| Stated problem |
Every line from the one that holds "Enumerate this screenshot's" through the final line should be returned exactly. Omit the pictures.

| Figure contents as structured data |
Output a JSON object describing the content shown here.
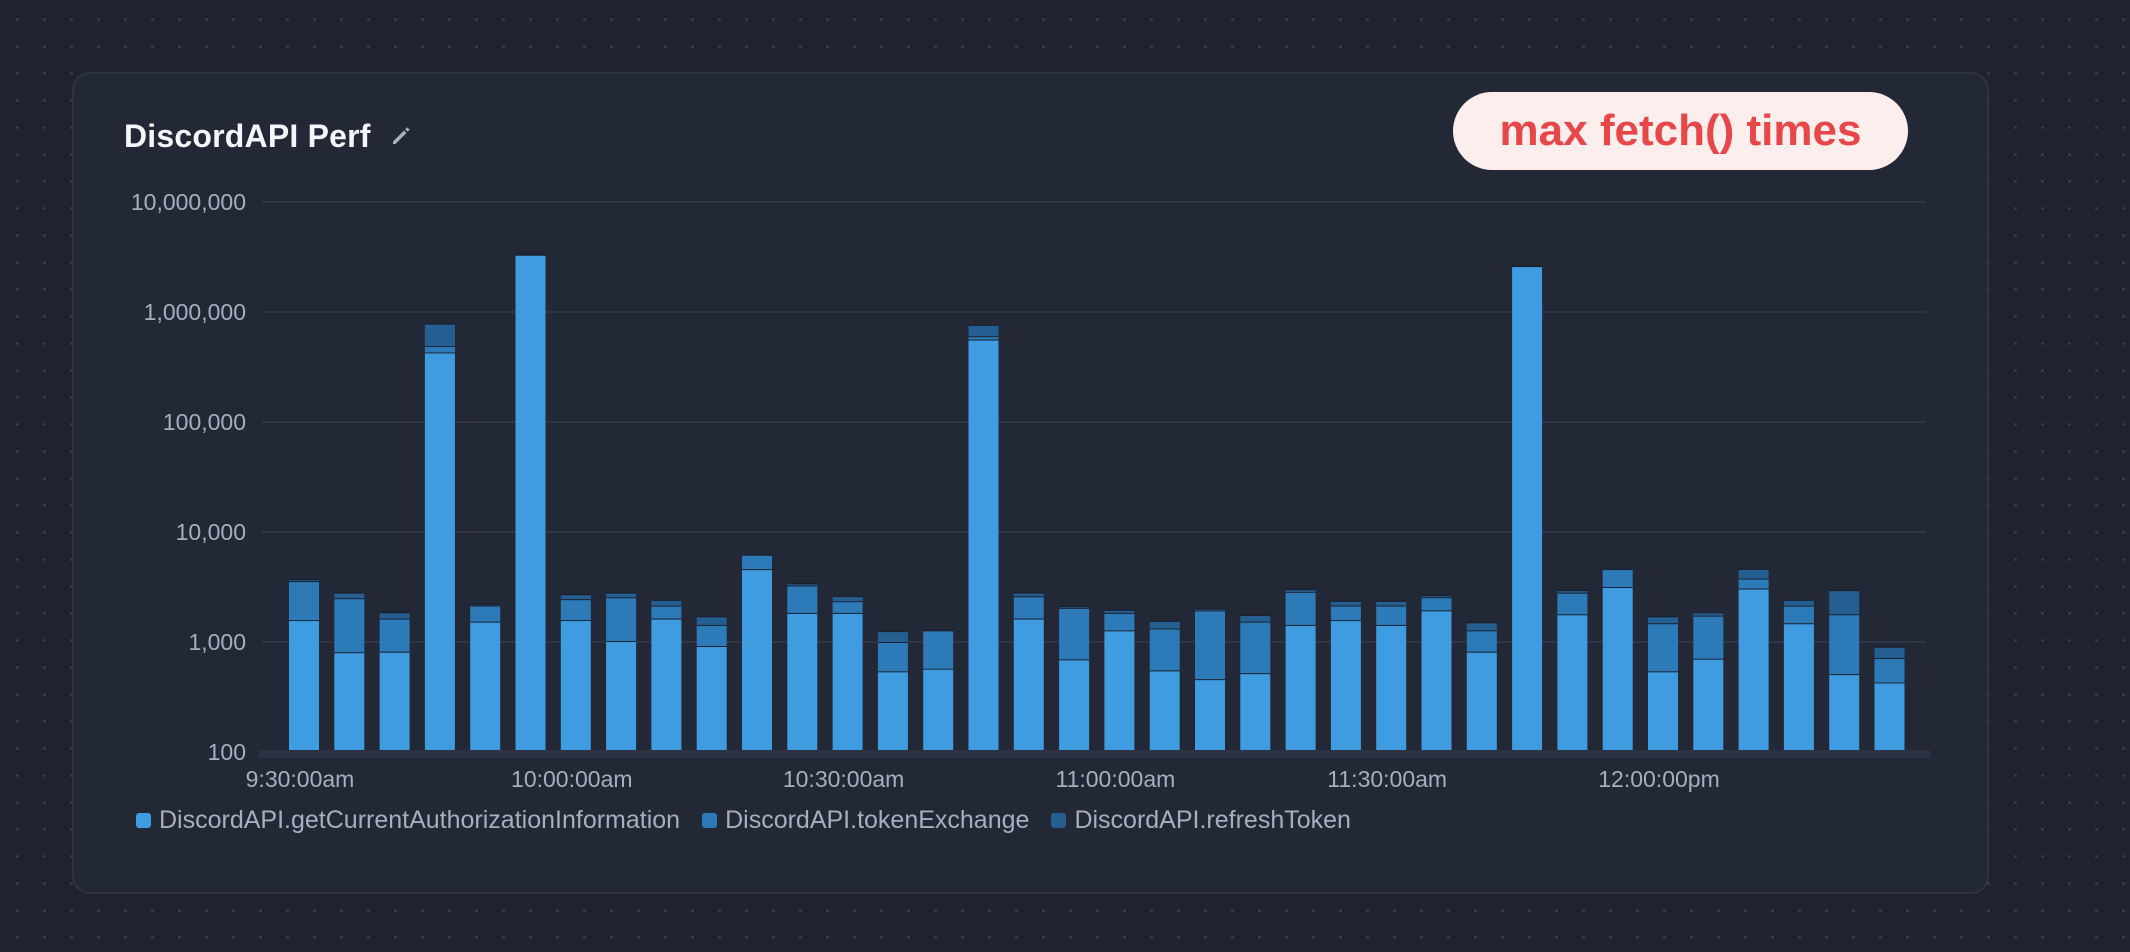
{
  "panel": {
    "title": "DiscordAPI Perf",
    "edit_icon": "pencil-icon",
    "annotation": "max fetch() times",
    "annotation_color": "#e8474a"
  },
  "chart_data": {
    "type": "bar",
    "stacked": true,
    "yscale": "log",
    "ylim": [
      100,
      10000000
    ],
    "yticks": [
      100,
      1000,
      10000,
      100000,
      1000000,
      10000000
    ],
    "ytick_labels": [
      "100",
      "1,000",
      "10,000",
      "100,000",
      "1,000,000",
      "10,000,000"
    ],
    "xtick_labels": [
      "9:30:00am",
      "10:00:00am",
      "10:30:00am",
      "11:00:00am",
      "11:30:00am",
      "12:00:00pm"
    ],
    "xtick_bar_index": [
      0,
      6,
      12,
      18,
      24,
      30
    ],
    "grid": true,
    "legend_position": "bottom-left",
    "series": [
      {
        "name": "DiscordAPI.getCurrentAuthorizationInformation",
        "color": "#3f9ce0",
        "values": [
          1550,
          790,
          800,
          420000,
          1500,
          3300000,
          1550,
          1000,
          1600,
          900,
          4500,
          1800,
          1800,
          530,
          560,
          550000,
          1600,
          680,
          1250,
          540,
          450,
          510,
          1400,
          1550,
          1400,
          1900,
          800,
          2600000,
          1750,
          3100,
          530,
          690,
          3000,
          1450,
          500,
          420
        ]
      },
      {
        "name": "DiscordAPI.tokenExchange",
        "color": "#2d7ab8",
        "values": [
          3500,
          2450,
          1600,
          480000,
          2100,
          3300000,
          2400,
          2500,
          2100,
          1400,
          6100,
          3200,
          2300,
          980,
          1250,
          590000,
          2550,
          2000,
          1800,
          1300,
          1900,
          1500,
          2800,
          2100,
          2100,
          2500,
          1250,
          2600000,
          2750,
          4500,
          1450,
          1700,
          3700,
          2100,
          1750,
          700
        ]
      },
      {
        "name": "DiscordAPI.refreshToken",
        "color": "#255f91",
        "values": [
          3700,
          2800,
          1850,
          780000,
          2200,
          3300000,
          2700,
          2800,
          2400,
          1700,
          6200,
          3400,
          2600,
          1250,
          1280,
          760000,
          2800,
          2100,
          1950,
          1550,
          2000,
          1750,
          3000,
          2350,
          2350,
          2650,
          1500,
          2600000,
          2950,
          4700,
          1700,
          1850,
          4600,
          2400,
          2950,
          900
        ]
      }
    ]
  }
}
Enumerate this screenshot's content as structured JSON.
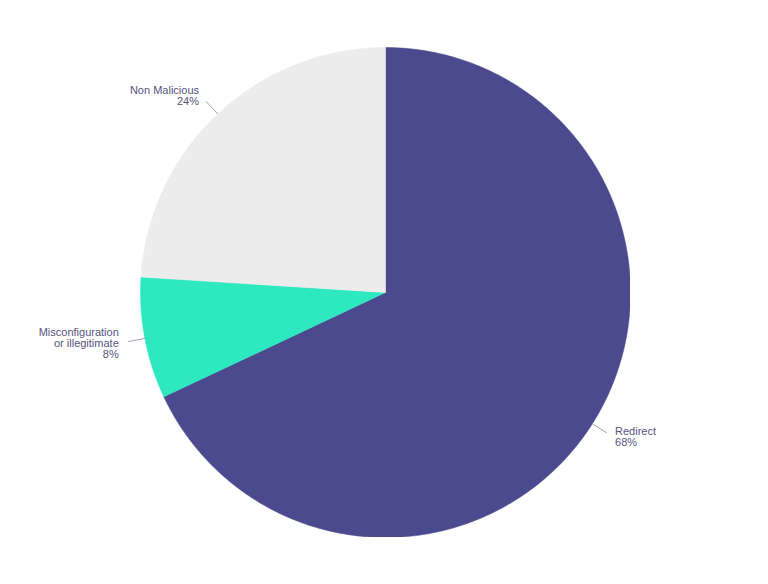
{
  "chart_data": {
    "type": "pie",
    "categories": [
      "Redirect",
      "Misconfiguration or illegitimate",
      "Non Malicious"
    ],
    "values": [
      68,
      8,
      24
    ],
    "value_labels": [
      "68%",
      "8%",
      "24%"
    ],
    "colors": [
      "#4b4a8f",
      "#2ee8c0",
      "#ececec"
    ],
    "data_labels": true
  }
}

| Written reply |
Enumerate this screenshot's content as structured JSON.
{
  "chart_data": {
    "type": "pie",
    "categories": [
      "Redirect",
      "Misconfiguration or illegitimate",
      "Non Malicious"
    ],
    "values": [
      68,
      8,
      24
    ],
    "value_labels": [
      "68%",
      "8%",
      "24%"
    ],
    "colors": [
      "#4b4a8f",
      "#2ee8c0",
      "#ececec"
    ],
    "data_labels": true
  }
}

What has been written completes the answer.